** START **

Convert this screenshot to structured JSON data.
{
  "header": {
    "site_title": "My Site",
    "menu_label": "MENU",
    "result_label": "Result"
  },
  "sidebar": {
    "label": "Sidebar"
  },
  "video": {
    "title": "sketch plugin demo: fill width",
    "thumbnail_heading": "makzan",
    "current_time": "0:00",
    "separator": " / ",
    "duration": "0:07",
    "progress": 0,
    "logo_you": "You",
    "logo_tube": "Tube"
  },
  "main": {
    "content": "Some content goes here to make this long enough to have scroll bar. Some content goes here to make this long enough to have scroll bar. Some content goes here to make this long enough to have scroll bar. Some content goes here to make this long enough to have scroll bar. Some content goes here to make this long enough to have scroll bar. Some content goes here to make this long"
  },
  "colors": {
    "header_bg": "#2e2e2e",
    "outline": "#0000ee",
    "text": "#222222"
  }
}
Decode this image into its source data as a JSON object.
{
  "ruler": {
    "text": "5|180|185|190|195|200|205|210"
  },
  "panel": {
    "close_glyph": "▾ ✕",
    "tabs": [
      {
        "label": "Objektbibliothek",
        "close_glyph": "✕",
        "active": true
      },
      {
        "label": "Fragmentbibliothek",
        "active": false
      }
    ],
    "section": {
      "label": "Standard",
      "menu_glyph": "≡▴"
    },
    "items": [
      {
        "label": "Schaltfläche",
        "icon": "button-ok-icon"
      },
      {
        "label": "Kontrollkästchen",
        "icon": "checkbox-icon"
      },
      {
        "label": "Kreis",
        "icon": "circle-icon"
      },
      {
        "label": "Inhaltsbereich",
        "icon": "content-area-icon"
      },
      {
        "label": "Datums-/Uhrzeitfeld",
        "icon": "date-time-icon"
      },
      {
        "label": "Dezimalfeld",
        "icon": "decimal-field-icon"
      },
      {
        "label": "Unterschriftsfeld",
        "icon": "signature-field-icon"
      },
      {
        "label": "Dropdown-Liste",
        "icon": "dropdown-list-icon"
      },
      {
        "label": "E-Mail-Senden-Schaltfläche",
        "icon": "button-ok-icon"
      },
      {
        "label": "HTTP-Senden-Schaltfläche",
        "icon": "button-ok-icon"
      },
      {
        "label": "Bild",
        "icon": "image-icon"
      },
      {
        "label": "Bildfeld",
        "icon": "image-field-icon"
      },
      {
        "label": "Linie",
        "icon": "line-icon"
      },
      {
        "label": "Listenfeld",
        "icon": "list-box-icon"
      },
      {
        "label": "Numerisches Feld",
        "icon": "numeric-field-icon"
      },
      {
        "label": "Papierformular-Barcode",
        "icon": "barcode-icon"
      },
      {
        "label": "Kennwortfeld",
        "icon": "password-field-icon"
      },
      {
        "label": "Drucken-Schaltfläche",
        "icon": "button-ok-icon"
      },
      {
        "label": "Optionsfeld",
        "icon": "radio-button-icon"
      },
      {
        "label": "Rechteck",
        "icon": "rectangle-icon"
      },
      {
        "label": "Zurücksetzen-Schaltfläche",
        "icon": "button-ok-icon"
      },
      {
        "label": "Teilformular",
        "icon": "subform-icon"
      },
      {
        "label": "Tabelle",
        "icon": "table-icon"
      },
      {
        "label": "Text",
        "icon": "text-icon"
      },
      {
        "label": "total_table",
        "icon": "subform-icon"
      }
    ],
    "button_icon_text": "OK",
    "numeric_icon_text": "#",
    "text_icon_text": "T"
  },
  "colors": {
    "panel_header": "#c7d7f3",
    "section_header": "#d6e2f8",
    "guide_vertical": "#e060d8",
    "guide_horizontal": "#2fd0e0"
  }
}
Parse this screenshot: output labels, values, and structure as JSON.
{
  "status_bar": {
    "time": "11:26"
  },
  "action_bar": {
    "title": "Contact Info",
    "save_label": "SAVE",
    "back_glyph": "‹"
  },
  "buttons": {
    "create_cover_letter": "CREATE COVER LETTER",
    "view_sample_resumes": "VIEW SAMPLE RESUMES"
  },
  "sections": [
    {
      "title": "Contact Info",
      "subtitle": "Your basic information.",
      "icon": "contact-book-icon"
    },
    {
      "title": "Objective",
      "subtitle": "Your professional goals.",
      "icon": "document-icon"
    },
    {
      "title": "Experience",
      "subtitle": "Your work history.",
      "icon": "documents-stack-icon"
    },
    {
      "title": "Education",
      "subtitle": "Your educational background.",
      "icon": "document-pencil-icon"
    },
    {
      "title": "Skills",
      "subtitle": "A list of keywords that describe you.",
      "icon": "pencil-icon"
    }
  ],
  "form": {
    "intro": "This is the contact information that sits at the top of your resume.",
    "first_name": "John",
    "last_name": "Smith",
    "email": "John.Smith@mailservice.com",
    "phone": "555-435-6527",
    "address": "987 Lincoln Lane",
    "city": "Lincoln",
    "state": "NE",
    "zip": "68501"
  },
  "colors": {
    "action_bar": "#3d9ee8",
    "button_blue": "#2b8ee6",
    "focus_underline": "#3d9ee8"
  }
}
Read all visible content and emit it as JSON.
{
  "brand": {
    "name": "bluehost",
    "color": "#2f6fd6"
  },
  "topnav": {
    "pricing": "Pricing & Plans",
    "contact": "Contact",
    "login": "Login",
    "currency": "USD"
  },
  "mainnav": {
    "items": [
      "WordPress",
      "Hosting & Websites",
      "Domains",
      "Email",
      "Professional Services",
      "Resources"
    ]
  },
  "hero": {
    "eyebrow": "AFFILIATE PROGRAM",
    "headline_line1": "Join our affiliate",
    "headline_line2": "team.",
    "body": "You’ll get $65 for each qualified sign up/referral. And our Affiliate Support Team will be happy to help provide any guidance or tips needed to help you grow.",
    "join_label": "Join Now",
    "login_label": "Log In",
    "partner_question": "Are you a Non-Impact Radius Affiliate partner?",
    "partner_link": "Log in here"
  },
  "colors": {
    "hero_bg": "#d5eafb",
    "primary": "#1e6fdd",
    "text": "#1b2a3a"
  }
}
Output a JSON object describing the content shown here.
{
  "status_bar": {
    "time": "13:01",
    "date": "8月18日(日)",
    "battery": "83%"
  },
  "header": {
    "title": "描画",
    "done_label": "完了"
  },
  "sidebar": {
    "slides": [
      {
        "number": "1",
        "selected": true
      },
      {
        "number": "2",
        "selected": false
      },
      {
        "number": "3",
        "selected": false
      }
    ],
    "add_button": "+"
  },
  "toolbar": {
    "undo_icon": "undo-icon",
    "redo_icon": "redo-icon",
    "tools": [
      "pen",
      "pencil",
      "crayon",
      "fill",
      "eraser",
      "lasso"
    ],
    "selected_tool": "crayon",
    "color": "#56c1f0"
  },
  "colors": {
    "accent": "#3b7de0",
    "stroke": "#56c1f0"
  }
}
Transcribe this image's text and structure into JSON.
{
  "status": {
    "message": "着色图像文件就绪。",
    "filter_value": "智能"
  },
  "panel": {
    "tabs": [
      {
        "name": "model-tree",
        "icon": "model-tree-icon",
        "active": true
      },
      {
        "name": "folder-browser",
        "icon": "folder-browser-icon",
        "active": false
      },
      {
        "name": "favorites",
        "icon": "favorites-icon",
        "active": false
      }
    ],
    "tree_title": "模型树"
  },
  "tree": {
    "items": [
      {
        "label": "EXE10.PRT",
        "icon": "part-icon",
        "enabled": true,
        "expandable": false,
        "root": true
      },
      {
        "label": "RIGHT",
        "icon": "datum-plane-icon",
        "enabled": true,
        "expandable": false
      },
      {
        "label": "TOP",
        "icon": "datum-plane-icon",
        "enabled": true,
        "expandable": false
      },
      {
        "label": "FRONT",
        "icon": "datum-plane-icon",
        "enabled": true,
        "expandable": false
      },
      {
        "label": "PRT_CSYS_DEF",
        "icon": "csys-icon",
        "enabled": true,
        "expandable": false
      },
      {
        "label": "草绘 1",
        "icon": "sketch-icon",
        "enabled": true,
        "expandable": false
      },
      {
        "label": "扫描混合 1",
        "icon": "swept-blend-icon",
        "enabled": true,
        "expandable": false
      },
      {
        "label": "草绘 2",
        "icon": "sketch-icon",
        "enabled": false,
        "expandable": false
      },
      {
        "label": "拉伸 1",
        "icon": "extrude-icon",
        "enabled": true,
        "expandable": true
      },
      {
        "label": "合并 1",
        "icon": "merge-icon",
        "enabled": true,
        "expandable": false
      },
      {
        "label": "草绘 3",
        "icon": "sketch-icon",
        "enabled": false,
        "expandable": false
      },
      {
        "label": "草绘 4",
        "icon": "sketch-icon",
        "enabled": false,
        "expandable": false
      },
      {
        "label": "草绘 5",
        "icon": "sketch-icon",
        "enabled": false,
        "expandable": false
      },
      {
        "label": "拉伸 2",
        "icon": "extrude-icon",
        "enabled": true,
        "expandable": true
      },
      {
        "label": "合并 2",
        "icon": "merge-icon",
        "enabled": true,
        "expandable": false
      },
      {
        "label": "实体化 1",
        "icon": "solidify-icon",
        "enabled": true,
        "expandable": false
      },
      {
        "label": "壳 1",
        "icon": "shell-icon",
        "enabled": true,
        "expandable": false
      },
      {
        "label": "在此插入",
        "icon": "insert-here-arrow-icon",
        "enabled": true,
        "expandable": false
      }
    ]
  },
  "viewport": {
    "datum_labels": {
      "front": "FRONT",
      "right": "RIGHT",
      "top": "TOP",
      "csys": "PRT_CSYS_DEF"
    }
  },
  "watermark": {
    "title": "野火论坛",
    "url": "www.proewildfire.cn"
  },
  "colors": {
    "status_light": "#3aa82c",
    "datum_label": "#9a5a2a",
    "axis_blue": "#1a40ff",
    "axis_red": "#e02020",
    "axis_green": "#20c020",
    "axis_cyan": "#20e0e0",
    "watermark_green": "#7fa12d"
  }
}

** END **

The problem: Using the listing, say how many lines include the word "Lincoln", and add nothing else.

Task output: 2